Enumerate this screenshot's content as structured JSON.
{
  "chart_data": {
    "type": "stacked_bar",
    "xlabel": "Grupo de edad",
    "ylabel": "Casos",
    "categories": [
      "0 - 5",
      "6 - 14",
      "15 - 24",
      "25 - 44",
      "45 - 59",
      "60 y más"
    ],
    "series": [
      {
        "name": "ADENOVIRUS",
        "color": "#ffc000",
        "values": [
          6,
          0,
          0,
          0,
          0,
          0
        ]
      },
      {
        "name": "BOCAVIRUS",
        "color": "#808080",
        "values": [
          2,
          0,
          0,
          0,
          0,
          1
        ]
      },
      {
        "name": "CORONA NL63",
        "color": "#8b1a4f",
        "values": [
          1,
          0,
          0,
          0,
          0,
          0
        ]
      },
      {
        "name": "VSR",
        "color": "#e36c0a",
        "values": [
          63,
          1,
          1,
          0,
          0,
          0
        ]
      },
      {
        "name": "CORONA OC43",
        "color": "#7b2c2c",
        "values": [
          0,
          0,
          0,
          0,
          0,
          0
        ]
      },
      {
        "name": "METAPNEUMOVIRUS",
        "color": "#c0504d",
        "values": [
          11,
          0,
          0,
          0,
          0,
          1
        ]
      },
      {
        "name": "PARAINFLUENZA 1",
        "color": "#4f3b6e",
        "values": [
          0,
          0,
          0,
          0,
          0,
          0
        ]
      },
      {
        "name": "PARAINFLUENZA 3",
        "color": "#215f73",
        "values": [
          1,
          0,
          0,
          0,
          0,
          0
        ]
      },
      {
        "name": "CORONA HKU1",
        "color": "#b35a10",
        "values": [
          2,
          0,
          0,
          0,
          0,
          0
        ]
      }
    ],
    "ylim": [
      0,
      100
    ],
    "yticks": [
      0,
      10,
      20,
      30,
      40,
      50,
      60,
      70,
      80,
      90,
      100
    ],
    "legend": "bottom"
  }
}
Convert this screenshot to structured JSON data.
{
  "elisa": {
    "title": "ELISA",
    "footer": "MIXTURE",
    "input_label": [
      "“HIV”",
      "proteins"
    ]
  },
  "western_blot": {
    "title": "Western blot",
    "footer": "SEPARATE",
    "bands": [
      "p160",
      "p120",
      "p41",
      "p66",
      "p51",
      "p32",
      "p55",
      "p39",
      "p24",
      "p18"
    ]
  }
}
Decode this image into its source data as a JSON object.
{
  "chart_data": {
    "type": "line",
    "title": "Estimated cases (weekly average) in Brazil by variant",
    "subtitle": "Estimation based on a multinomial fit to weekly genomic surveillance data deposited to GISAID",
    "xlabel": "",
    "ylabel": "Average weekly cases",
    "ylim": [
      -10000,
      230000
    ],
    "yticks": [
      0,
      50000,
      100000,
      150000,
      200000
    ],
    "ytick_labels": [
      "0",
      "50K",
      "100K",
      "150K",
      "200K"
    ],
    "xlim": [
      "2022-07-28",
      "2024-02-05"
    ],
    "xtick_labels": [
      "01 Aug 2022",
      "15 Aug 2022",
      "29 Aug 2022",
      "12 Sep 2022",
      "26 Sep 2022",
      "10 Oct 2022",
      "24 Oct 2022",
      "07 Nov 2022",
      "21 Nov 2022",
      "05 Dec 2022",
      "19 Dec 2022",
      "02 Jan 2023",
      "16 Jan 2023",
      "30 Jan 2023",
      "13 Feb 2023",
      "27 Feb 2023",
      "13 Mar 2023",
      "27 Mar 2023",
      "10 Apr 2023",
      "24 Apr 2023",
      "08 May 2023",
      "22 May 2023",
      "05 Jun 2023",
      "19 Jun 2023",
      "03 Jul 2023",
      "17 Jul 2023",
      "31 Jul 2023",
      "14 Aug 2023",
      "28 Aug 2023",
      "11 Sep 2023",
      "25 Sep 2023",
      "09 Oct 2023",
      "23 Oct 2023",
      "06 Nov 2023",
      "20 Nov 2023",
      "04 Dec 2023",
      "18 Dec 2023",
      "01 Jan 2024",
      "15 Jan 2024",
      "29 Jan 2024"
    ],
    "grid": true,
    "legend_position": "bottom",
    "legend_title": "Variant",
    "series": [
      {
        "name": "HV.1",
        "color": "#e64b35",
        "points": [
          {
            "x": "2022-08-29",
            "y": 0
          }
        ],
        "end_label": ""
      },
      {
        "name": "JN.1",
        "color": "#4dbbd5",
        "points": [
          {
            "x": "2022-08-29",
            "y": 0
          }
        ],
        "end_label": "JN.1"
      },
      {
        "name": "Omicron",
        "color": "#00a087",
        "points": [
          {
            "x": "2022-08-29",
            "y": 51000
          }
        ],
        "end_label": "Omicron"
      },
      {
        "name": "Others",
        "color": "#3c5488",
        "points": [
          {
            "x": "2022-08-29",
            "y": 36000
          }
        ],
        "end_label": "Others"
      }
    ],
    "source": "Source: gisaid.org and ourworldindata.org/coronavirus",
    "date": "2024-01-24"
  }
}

════════════════════

Task prompt:
The expected result is a copy of each line in the records where "ylabel" appears.

Response:
    "ylabel": "Casos",
    "ylabel": "Average weekly cases",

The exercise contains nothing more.